# GIVEN RECORDS start

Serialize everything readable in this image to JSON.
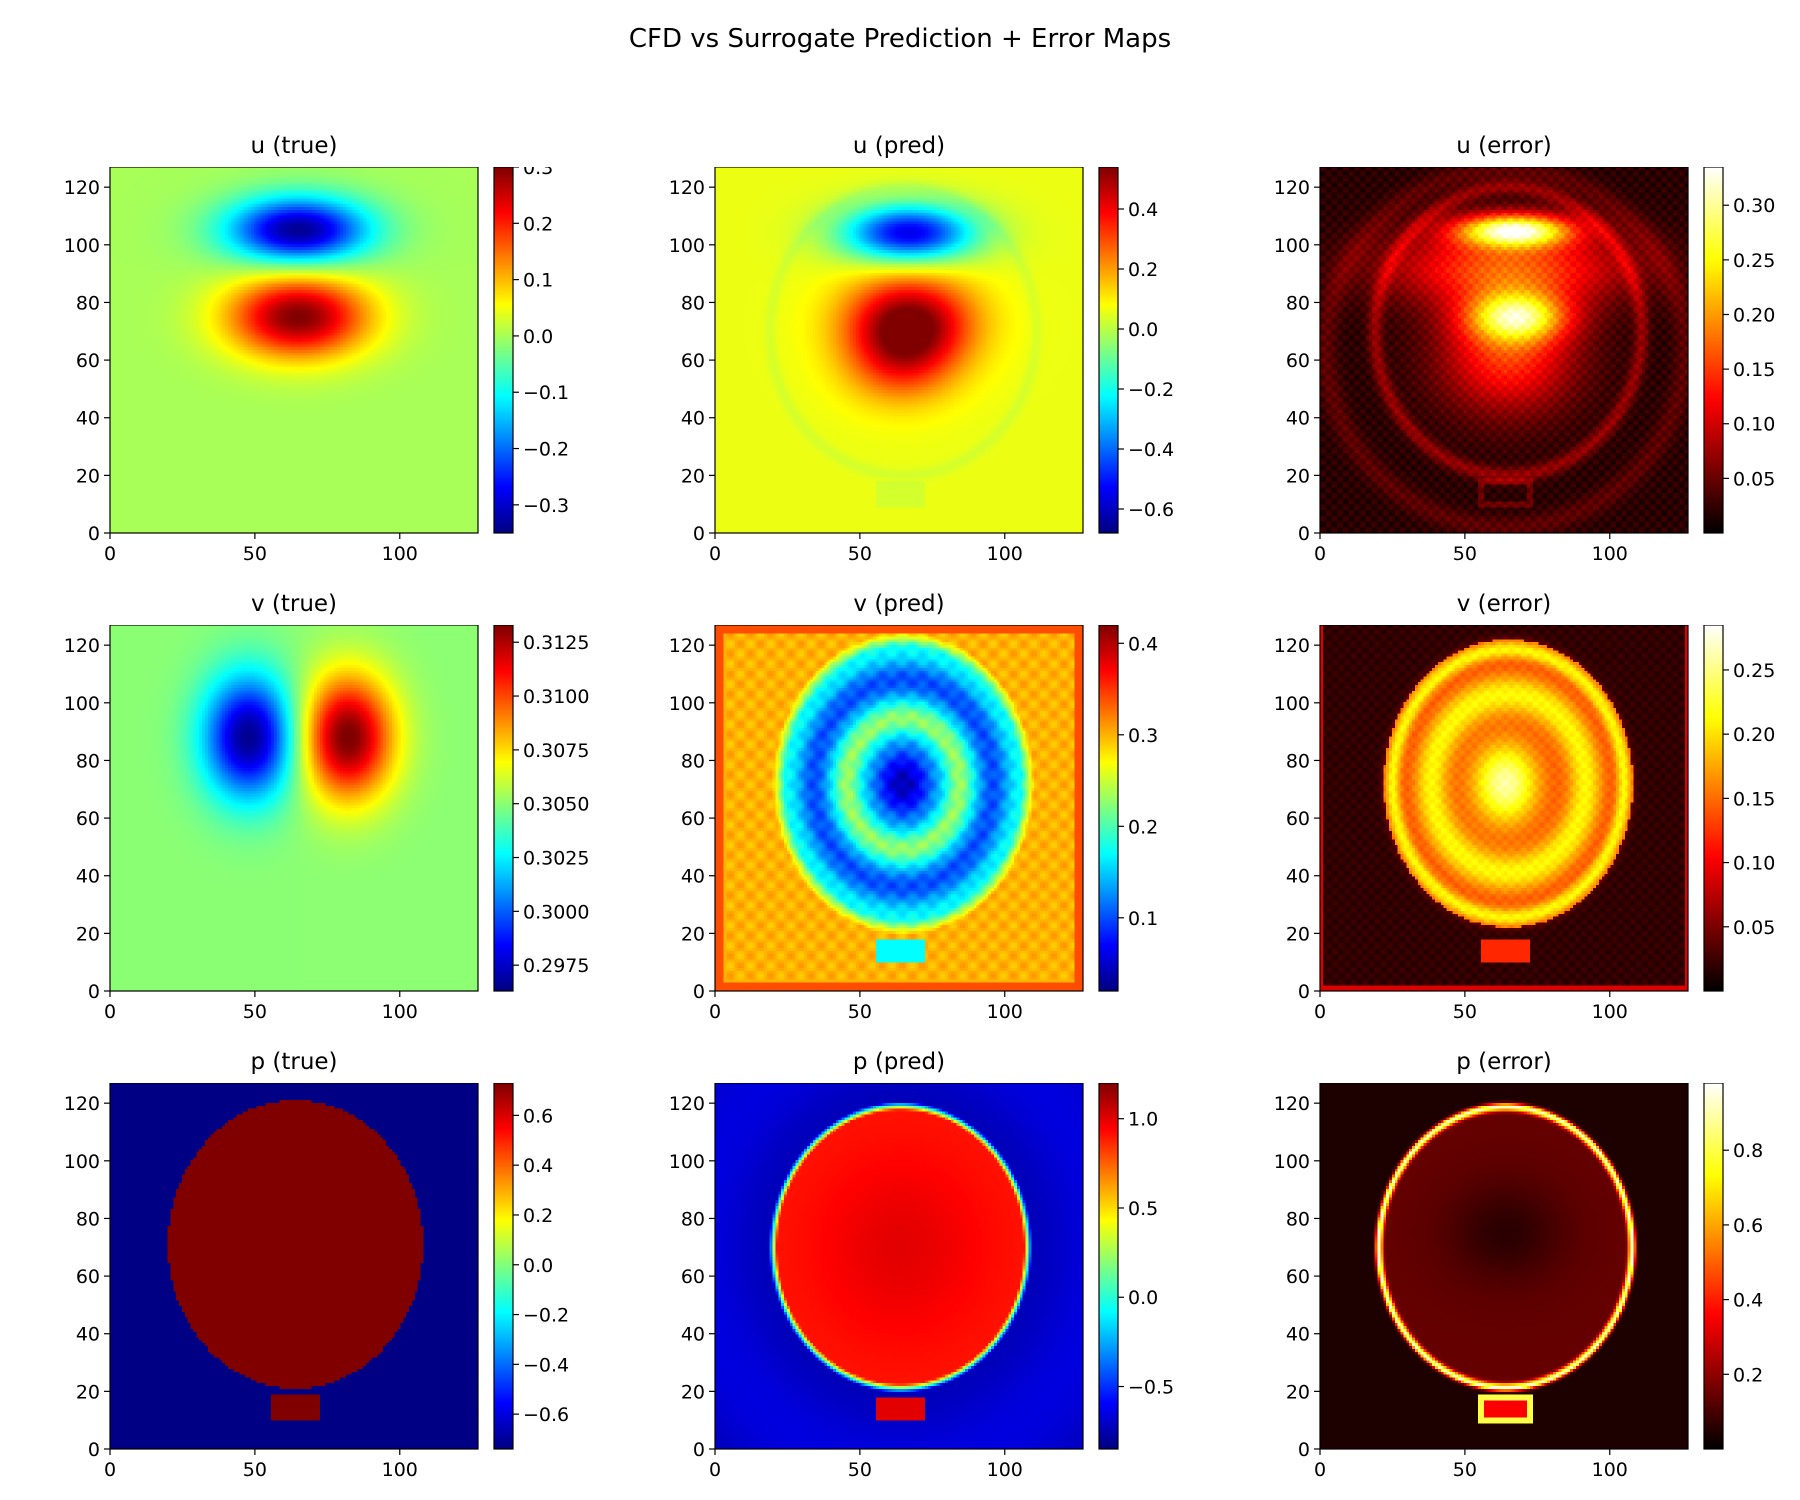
{
  "figure": {
    "title": "CFD vs Surrogate Prediction + Error Maps"
  },
  "chart_data": [
    {
      "type": "heatmap",
      "title": "u (true)",
      "colormap": "jet",
      "field": "u-true",
      "xlim": [
        0,
        127
      ],
      "ylim": [
        0,
        127
      ],
      "xticks": [
        "0",
        "50",
        "100"
      ],
      "yticks": [
        "0",
        "20",
        "40",
        "60",
        "80",
        "100",
        "120"
      ],
      "colorbar": {
        "range": [
          -0.35,
          0.3
        ],
        "ticks": [
          "0.3",
          "0.2",
          "0.1",
          "0.0",
          "−0.1",
          "−0.2",
          "−0.3"
        ],
        "tick_values": [
          0.3,
          0.2,
          0.1,
          0.0,
          -0.1,
          -0.2,
          -0.3
        ]
      }
    },
    {
      "type": "heatmap",
      "title": "u (pred)",
      "colormap": "jet",
      "field": "u-pred",
      "xlim": [
        0,
        127
      ],
      "ylim": [
        0,
        127
      ],
      "xticks": [
        "0",
        "50",
        "100"
      ],
      "yticks": [
        "0",
        "20",
        "40",
        "60",
        "80",
        "100",
        "120"
      ],
      "colorbar": {
        "range": [
          -0.68,
          0.54
        ],
        "ticks": [
          "0.4",
          "0.2",
          "0.0",
          "−0.2",
          "−0.4",
          "−0.6"
        ],
        "tick_values": [
          0.4,
          0.2,
          0.0,
          -0.2,
          -0.4,
          -0.6
        ]
      }
    },
    {
      "type": "heatmap",
      "title": "u (error)",
      "colormap": "hot",
      "field": "u-error",
      "xlim": [
        0,
        127
      ],
      "ylim": [
        0,
        127
      ],
      "xticks": [
        "0",
        "50",
        "100"
      ],
      "yticks": [
        "0",
        "20",
        "40",
        "60",
        "80",
        "100",
        "120"
      ],
      "colorbar": {
        "range": [
          0.0,
          0.335
        ],
        "ticks": [
          "0.30",
          "0.25",
          "0.20",
          "0.15",
          "0.10",
          "0.05"
        ],
        "tick_values": [
          0.3,
          0.25,
          0.2,
          0.15,
          0.1,
          0.05
        ]
      }
    },
    {
      "type": "heatmap",
      "title": "v (true)",
      "colormap": "jet",
      "field": "v-true",
      "xlim": [
        0,
        127
      ],
      "ylim": [
        0,
        127
      ],
      "xticks": [
        "0",
        "50",
        "100"
      ],
      "yticks": [
        "0",
        "20",
        "40",
        "60",
        "80",
        "100",
        "120"
      ],
      "colorbar": {
        "range": [
          0.2963,
          0.3133
        ],
        "ticks": [
          "0.3125",
          "0.3100",
          "0.3075",
          "0.3050",
          "0.3025",
          "0.3000",
          "0.2975"
        ],
        "tick_values": [
          0.3125,
          0.31,
          0.3075,
          0.305,
          0.3025,
          0.3,
          0.2975
        ]
      }
    },
    {
      "type": "heatmap",
      "title": "v (pred)",
      "colormap": "jet",
      "field": "v-pred",
      "xlim": [
        0,
        127
      ],
      "ylim": [
        0,
        127
      ],
      "xticks": [
        "0",
        "50",
        "100"
      ],
      "yticks": [
        "0",
        "20",
        "40",
        "60",
        "80",
        "100",
        "120"
      ],
      "colorbar": {
        "range": [
          0.02,
          0.42
        ],
        "ticks": [
          "0.4",
          "0.3",
          "0.2",
          "0.1"
        ],
        "tick_values": [
          0.4,
          0.3,
          0.2,
          0.1
        ]
      }
    },
    {
      "type": "heatmap",
      "title": "v (error)",
      "colormap": "hot",
      "field": "v-error",
      "xlim": [
        0,
        127
      ],
      "ylim": [
        0,
        127
      ],
      "xticks": [
        "0",
        "50",
        "100"
      ],
      "yticks": [
        "0",
        "20",
        "40",
        "60",
        "80",
        "100",
        "120"
      ],
      "colorbar": {
        "range": [
          0.0,
          0.285
        ],
        "ticks": [
          "0.25",
          "0.20",
          "0.15",
          "0.10",
          "0.05"
        ],
        "tick_values": [
          0.25,
          0.2,
          0.15,
          0.1,
          0.05
        ]
      }
    },
    {
      "type": "heatmap",
      "title": "p (true)",
      "colormap": "jet",
      "field": "p-true",
      "xlim": [
        0,
        127
      ],
      "ylim": [
        0,
        127
      ],
      "xticks": [
        "0",
        "50",
        "100"
      ],
      "yticks": [
        "0",
        "20",
        "40",
        "60",
        "80",
        "100",
        "120"
      ],
      "colorbar": {
        "range": [
          -0.74,
          0.73
        ],
        "ticks": [
          "0.6",
          "0.4",
          "0.2",
          "0.0",
          "−0.2",
          "−0.4",
          "−0.6"
        ],
        "tick_values": [
          0.6,
          0.4,
          0.2,
          0.0,
          -0.2,
          -0.4,
          -0.6
        ]
      }
    },
    {
      "type": "heatmap",
      "title": "p (pred)",
      "colormap": "jet",
      "field": "p-pred",
      "xlim": [
        0,
        127
      ],
      "ylim": [
        0,
        127
      ],
      "xticks": [
        "0",
        "50",
        "100"
      ],
      "yticks": [
        "0",
        "20",
        "40",
        "60",
        "80",
        "100",
        "120"
      ],
      "colorbar": {
        "range": [
          -0.85,
          1.2
        ],
        "ticks": [
          "1.0",
          "0.5",
          "0.0",
          "−0.5"
        ],
        "tick_values": [
          1.0,
          0.5,
          0.0,
          -0.5
        ]
      }
    },
    {
      "type": "heatmap",
      "title": "p (error)",
      "colormap": "hot",
      "field": "p-error",
      "xlim": [
        0,
        127
      ],
      "ylim": [
        0,
        127
      ],
      "xticks": [
        "0",
        "50",
        "100"
      ],
      "yticks": [
        "0",
        "20",
        "40",
        "60",
        "80",
        "100",
        "120"
      ],
      "colorbar": {
        "range": [
          0.0,
          0.98
        ],
        "ticks": [
          "0.8",
          "0.6",
          "0.4",
          "0.2"
        ],
        "tick_values": [
          0.8,
          0.6,
          0.4,
          0.2
        ]
      }
    }
  ]
}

# GIVEN RECORDS end

EXERCISE REQUIREMENTS
Above are the records. Copy every line in them holding "title".

SOLUTION FOR THIS TASK
    "title": "CFD vs Surrogate Prediction + Error Maps"
      "title": "u (true)",
      "title": "u (pred)",
      "title": "u (error)",
      "title": "v (true)",
      "title": "v (pred)",
      "title": "v (error)",
      "title": "p (true)",
      "title": "p (pred)",
      "title": "p (error)",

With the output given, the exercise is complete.